### What the exercise asks
Transcribe all of the records word for word, but omit the pictures.

### Figure contents as structured data
-- BEGIN --
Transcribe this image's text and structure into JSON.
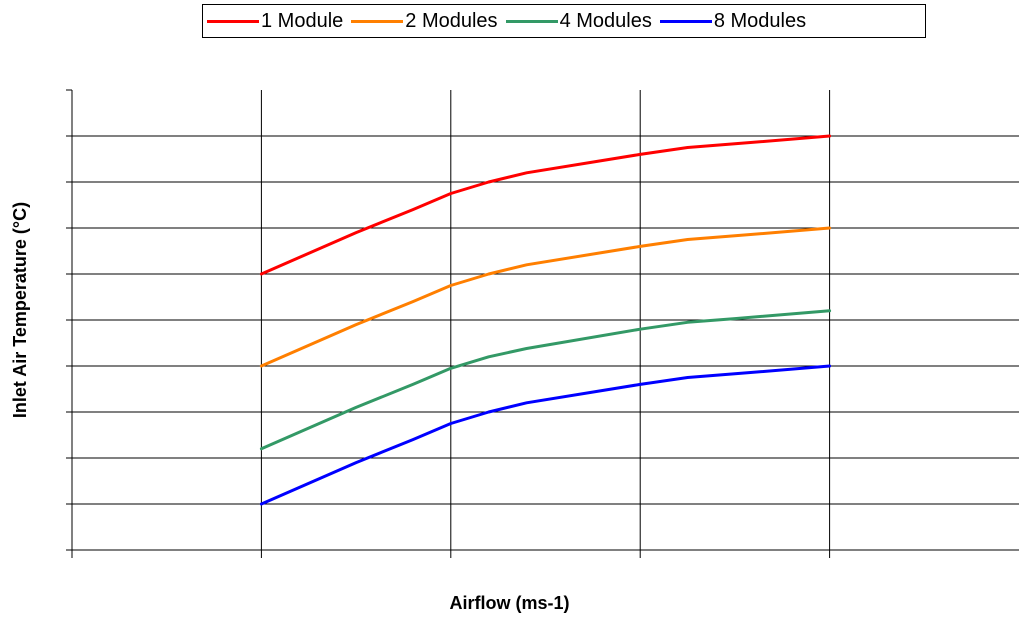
{
  "chart_data": {
    "type": "line",
    "title": "",
    "xlabel": "Airflow (ms-1)",
    "ylabel": "Inlet Air Temperature (°C)",
    "x_range": [
      0,
      5
    ],
    "y_range": [
      0,
      10
    ],
    "x_gridlines": [
      1,
      2,
      3,
      4
    ],
    "y_gridlines": [
      1,
      2,
      3,
      4,
      5,
      6,
      7,
      8,
      9
    ],
    "tick_labels_shown": false,
    "legend_position": "top",
    "series": [
      {
        "name": "1 Module",
        "color": "#ff0000",
        "x": [
          1,
          1.5,
          1.8,
          2.0,
          2.2,
          2.4,
          3.0,
          3.25,
          3.5,
          4.0
        ],
        "y": [
          6.0,
          6.9,
          7.4,
          7.75,
          8.0,
          8.2,
          8.6,
          8.75,
          8.83,
          9.0
        ]
      },
      {
        "name": "2 Modules",
        "color": "#ff7f00",
        "x": [
          1,
          1.5,
          1.8,
          2.0,
          2.2,
          2.4,
          3.0,
          3.25,
          3.5,
          4.0
        ],
        "y": [
          4.0,
          4.9,
          5.4,
          5.75,
          6.0,
          6.2,
          6.6,
          6.75,
          6.83,
          7.0
        ]
      },
      {
        "name": "4 Modules",
        "color": "#339966",
        "x": [
          1,
          1.5,
          1.8,
          2.0,
          2.2,
          2.4,
          3.0,
          3.25,
          3.5,
          4.0
        ],
        "y": [
          2.2,
          3.1,
          3.6,
          3.95,
          4.2,
          4.38,
          4.8,
          4.95,
          5.03,
          5.2
        ]
      },
      {
        "name": "8 Modules",
        "color": "#0000ff",
        "x": [
          1,
          1.5,
          1.8,
          2.0,
          2.2,
          2.4,
          3.0,
          3.25,
          3.5,
          4.0
        ],
        "y": [
          1.0,
          1.9,
          2.4,
          2.75,
          3.0,
          3.2,
          3.6,
          3.75,
          3.83,
          4.0
        ]
      }
    ]
  }
}
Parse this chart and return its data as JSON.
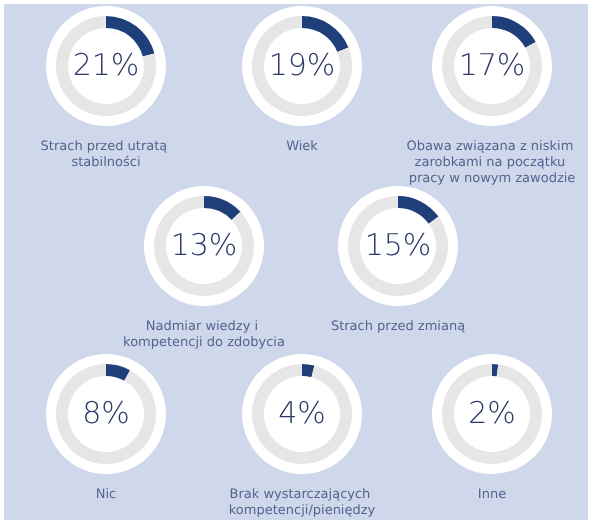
{
  "chart_data": [
    {
      "type": "donut",
      "title": "Strach przed utratą stabilności",
      "categories": [
        null,
        null
      ],
      "values": [
        21,
        79
      ],
      "colors": [
        "#1f3f7a",
        "#e6e6e6"
      ],
      "annotations": [
        "21%"
      ]
    },
    {
      "type": "donut",
      "title": "Wiek",
      "categories": [
        null,
        null
      ],
      "values": [
        19,
        81
      ],
      "colors": [
        "#1f3f7a",
        "#e6e6e6"
      ],
      "annotations": [
        "19%"
      ]
    },
    {
      "type": "donut",
      "title": "Obawa związana z niskim zarobkami na początku pracy w nowym zawodzie",
      "categories": [
        null,
        null
      ],
      "values": [
        17,
        83
      ],
      "colors": [
        "#1f3f7a",
        "#e6e6e6"
      ],
      "annotations": [
        "17%"
      ]
    },
    {
      "type": "donut",
      "title": "Nadmiar wiedzy i kompetencji do zdobycia",
      "categories": [
        null,
        null
      ],
      "values": [
        13,
        87
      ],
      "colors": [
        "#1f3f7a",
        "#e6e6e6"
      ],
      "annotations": [
        "13%"
      ]
    },
    {
      "type": "donut",
      "title": "Strach przed zmianą",
      "categories": [
        null,
        null
      ],
      "values": [
        15,
        85
      ],
      "colors": [
        "#1f3f7a",
        "#e6e6e6"
      ],
      "annotations": [
        "15%"
      ]
    },
    {
      "type": "donut",
      "title": "Nic",
      "categories": [
        null,
        null
      ],
      "values": [
        8,
        92
      ],
      "colors": [
        "#1f3f7a",
        "#e6e6e6"
      ],
      "annotations": [
        "8%"
      ]
    },
    {
      "type": "donut",
      "title": "Brak wystarczających kompetencji/pieniędzy",
      "categories": [
        null,
        null
      ],
      "values": [
        4,
        96
      ],
      "colors": [
        "#1f3f7a",
        "#e6e6e6"
      ],
      "annotations": [
        "4%"
      ]
    },
    {
      "type": "donut",
      "title": "Inne",
      "categories": [
        null,
        null
      ],
      "values": [
        2,
        98
      ],
      "colors": [
        "#1f3f7a",
        "#e6e6e6"
      ],
      "annotations": [
        "2%"
      ]
    }
  ]
}
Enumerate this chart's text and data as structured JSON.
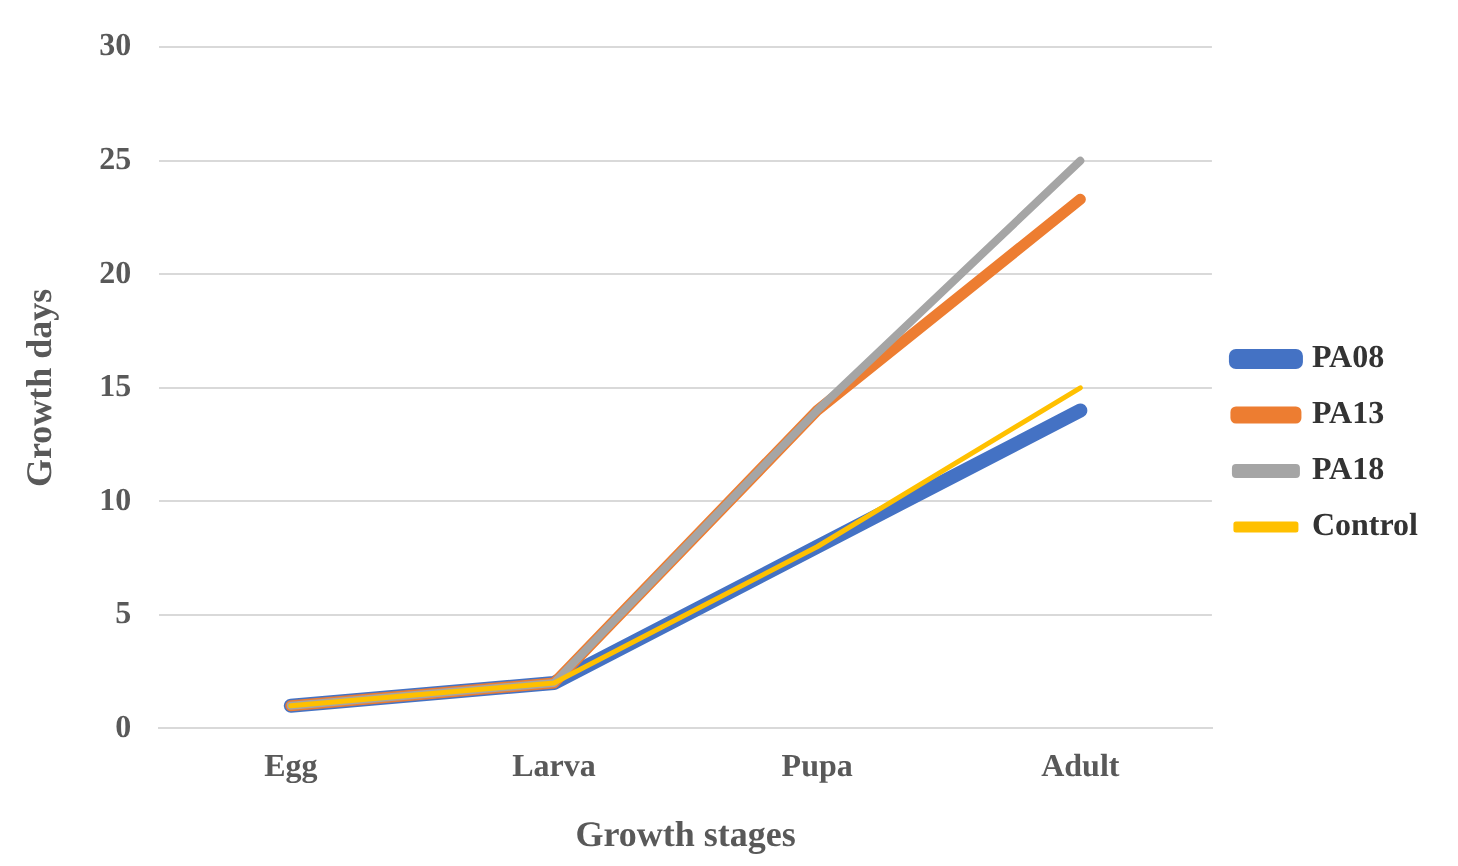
-- END --
### Answer
Transcribe this image's text and structure into JSON.
{
  "chart_data": {
    "type": "line",
    "title": "",
    "xlabel": "Airflow (ms-1)",
    "ylabel": "Inlet Air Temperature (°C)",
    "x_range": [
      0,
      5
    ],
    "y_range": [
      0,
      10
    ],
    "x_gridlines": [
      1,
      2,
      3,
      4
    ],
    "y_gridlines": [
      1,
      2,
      3,
      4,
      5,
      6,
      7,
      8,
      9
    ],
    "tick_labels_shown": false,
    "legend_position": "top",
    "series": [
      {
        "name": "1 Module",
        "color": "#ff0000",
        "x": [
          1,
          1.5,
          1.8,
          2.0,
          2.2,
          2.4,
          3.0,
          3.25,
          3.5,
          4.0
        ],
        "y": [
          6.0,
          6.9,
          7.4,
          7.75,
          8.0,
          8.2,
          8.6,
          8.75,
          8.83,
          9.0
        ]
      },
      {
        "name": "2 Modules",
        "color": "#ff7f00",
        "x": [
          1,
          1.5,
          1.8,
          2.0,
          2.2,
          2.4,
          3.0,
          3.25,
          3.5,
          4.0
        ],
        "y": [
          4.0,
          4.9,
          5.4,
          5.75,
          6.0,
          6.2,
          6.6,
          6.75,
          6.83,
          7.0
        ]
      },
      {
        "name": "4 Modules",
        "color": "#339966",
        "x": [
          1,
          1.5,
          1.8,
          2.0,
          2.2,
          2.4,
          3.0,
          3.25,
          3.5,
          4.0
        ],
        "y": [
          2.2,
          3.1,
          3.6,
          3.95,
          4.2,
          4.38,
          4.8,
          4.95,
          5.03,
          5.2
        ]
      },
      {
        "name": "8 Modules",
        "color": "#0000ff",
        "x": [
          1,
          1.5,
          1.8,
          2.0,
          2.2,
          2.4,
          3.0,
          3.25,
          3.5,
          4.0
        ],
        "y": [
          1.0,
          1.9,
          2.4,
          2.75,
          3.0,
          3.2,
          3.6,
          3.75,
          3.83,
          4.0
        ]
      }
    ]
  }
}
Parse this chart and return its data as JSON.
{
  "chart_data": [
    {
      "type": "donut",
      "title": "Strach przed utratą stabilności",
      "categories": [
        null,
        null
      ],
      "values": [
        21,
        79
      ],
      "colors": [
        "#1f3f7a",
        "#e6e6e6"
      ],
      "annotations": [
        "21%"
      ]
    },
    {
      "type": "donut",
      "title": "Wiek",
      "categories": [
        null,
        null
      ],
      "values": [
        19,
        81
      ],
      "colors": [
        "#1f3f7a",
        "#e6e6e6"
      ],
      "annotations": [
        "19%"
      ]
    },
    {
      "type": "donut",
      "title": "Obawa związana z niskim zarobkami na początku pracy w nowym zawodzie",
      "categories": [
        null,
        null
      ],
      "values": [
        17,
        83
      ],
      "colors": [
        "#1f3f7a",
        "#e6e6e6"
      ],
      "annotations": [
        "17%"
      ]
    },
    {
      "type": "donut",
      "title": "Nadmiar wiedzy i kompetencji do zdobycia",
      "categories": [
        null,
        null
      ],
      "values": [
        13,
        87
      ],
      "colors": [
        "#1f3f7a",
        "#e6e6e6"
      ],
      "annotations": [
        "13%"
      ]
    },
    {
      "type": "donut",
      "title": "Strach przed zmianą",
      "categories": [
        null,
        null
      ],
      "values": [
        15,
        85
      ],
      "colors": [
        "#1f3f7a",
        "#e6e6e6"
      ],
      "annotations": [
        "15%"
      ]
    },
    {
      "type": "donut",
      "title": "Nic",
      "categories": [
        null,
        null
      ],
      "values": [
        8,
        92
      ],
      "colors": [
        "#1f3f7a",
        "#e6e6e6"
      ],
      "annotations": [
        "8%"
      ]
    },
    {
      "type": "donut",
      "title": "Brak wystarczających kompetencji/pieniędzy",
      "categories": [
        null,
        null
      ],
      "values": [
        4,
        96
      ],
      "colors": [
        "#1f3f7a",
        "#e6e6e6"
      ],
      "annotations": [
        "4%"
      ]
    },
    {
      "type": "donut",
      "title": "Inne",
      "categories": [
        null,
        null
      ],
      "values": [
        2,
        98
      ],
      "colors": [
        "#1f3f7a",
        "#e6e6e6"
      ],
      "annotations": [
        "2%"
      ]
    }
  ]
}
Enumerate this chart's text and data as structured JSON.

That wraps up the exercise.